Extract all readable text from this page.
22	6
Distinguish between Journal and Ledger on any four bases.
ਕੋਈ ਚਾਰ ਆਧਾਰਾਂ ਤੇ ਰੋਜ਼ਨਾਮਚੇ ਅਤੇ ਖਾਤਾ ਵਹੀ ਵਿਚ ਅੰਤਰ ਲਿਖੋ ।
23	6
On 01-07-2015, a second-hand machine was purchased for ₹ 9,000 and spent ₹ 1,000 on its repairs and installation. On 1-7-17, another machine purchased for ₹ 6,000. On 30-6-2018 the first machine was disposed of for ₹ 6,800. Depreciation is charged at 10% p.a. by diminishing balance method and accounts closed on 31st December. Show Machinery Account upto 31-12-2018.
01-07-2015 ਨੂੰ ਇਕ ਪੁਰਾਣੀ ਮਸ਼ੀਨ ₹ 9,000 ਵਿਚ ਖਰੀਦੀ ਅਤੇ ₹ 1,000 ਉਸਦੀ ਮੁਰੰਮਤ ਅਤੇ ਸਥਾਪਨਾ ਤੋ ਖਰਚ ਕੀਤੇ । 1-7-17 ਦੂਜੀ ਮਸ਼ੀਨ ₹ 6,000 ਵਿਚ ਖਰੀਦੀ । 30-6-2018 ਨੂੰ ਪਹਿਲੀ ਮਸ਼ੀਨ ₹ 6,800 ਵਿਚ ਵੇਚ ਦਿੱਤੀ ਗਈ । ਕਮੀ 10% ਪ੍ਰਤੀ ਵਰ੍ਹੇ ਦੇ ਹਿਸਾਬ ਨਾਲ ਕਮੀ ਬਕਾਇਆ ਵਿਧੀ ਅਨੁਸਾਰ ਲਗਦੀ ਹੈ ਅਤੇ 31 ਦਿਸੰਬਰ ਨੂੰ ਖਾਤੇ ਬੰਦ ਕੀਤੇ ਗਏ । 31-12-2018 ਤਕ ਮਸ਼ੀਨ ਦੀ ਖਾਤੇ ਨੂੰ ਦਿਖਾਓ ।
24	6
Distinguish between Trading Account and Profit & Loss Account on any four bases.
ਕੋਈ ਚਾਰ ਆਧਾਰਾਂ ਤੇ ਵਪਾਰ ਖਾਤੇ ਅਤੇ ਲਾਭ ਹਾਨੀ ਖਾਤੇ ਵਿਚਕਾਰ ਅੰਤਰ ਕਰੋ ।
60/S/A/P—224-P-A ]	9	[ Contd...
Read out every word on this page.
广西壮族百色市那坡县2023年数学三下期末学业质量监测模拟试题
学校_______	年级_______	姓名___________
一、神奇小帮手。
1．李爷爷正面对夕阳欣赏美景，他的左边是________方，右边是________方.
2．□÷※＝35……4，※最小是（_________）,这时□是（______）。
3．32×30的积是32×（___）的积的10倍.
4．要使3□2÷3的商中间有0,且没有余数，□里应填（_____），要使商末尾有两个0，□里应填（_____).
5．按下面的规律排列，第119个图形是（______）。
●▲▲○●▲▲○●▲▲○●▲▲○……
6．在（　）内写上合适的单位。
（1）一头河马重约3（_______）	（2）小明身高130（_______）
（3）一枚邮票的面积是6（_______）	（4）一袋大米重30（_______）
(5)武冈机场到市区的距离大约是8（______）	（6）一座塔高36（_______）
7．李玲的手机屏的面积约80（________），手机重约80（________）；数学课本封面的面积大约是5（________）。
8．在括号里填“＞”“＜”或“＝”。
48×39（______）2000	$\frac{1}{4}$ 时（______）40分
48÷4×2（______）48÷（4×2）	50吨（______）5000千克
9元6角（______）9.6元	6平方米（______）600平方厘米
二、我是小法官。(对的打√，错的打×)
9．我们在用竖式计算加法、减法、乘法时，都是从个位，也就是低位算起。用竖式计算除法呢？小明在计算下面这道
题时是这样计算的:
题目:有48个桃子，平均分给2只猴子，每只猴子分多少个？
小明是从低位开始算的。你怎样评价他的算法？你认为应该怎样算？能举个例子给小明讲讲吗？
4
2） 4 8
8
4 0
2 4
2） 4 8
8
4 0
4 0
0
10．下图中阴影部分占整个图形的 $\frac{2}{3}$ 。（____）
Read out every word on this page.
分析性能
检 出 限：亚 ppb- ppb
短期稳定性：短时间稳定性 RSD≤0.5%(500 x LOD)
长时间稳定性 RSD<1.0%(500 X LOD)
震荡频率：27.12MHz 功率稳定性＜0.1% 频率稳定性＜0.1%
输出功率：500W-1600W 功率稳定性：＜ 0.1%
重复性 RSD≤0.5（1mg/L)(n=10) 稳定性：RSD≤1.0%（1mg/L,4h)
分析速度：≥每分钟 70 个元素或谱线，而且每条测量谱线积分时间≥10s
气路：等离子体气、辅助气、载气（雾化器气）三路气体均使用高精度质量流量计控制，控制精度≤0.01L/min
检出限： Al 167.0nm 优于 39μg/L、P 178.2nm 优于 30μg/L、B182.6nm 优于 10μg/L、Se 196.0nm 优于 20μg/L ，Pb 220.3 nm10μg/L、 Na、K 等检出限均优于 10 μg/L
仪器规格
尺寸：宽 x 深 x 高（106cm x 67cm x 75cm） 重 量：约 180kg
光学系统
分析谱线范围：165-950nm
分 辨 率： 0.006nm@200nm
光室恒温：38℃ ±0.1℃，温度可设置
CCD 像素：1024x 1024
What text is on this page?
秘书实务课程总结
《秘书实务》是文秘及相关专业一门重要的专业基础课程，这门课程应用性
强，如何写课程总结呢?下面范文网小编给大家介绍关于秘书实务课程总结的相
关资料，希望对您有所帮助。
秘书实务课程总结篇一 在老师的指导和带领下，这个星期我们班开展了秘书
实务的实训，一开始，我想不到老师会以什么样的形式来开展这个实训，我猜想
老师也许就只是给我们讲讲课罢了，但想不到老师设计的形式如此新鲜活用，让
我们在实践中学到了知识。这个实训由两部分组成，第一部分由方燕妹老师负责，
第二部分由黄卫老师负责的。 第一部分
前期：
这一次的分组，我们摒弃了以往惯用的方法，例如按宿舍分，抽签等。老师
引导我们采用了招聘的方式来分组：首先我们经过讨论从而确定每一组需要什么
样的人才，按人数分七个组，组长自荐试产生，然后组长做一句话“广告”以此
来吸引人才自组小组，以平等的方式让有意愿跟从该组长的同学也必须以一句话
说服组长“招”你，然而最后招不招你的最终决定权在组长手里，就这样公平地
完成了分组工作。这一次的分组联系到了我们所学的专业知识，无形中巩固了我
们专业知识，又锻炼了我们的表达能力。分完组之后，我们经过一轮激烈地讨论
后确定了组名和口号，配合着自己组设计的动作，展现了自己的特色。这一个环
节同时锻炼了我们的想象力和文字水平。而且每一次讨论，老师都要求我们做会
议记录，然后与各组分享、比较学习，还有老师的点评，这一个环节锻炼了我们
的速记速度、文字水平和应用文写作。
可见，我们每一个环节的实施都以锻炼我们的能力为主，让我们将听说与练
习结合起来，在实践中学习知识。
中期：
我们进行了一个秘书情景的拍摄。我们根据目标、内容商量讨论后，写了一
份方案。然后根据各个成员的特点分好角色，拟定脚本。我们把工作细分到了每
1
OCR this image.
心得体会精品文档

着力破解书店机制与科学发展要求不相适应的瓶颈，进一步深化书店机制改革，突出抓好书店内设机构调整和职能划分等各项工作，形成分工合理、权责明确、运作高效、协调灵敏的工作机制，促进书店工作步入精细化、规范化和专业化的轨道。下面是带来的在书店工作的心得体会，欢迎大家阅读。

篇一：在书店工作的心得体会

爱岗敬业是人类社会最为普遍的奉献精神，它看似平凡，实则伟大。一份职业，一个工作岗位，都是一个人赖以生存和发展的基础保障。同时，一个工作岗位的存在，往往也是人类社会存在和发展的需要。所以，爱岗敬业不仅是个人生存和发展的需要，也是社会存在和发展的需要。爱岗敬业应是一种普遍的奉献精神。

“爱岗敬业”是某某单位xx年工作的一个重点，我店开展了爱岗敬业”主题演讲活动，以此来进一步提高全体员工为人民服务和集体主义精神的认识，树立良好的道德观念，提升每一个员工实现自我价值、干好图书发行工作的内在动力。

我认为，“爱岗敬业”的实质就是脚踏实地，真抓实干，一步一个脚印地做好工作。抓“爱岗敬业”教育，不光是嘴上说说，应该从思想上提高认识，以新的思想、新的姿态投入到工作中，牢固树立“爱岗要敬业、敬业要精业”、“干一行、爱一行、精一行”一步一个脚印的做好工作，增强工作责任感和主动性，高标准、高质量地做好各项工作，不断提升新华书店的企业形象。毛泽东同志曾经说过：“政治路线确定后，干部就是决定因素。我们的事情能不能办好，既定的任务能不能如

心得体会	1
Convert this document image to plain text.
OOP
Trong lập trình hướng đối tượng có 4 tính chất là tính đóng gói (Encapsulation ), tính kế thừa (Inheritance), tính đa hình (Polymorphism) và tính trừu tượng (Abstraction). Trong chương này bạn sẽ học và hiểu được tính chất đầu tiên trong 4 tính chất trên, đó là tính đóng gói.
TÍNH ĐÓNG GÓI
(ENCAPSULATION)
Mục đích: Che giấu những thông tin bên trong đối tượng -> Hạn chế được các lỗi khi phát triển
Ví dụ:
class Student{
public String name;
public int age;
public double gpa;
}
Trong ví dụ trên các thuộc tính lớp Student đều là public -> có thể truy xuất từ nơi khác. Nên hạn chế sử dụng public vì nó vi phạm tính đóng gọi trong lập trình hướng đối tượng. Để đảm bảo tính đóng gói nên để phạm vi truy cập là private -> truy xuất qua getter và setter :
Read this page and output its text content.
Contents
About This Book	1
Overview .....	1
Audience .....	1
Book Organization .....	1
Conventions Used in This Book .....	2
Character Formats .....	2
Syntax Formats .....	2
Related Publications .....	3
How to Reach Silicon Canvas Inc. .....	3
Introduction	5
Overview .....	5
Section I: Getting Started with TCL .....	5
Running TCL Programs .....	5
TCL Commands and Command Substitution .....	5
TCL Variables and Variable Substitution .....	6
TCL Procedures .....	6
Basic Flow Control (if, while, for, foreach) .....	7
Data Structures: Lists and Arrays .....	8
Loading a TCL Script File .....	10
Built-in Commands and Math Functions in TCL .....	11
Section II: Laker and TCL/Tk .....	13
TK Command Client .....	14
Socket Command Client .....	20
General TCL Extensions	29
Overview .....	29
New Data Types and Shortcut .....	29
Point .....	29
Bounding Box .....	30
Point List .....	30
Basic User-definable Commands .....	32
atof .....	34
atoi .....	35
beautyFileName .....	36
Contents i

**Task description**: Review the preceding data and report every line that includes the string "Student".

**Full response**:
class Student{
Trong ví dụ trên các thuộc tính lớp Student đều là public -> có thể truy xuất từ nơi khác. Nên hạn chế sử dụng public vì nó vi phạm tính đóng gọi trong lập trình hướng đối tượng. Để đảm bảo tính đóng gói nên để phạm vi truy cập là private -> truy xuất qua getter và setter :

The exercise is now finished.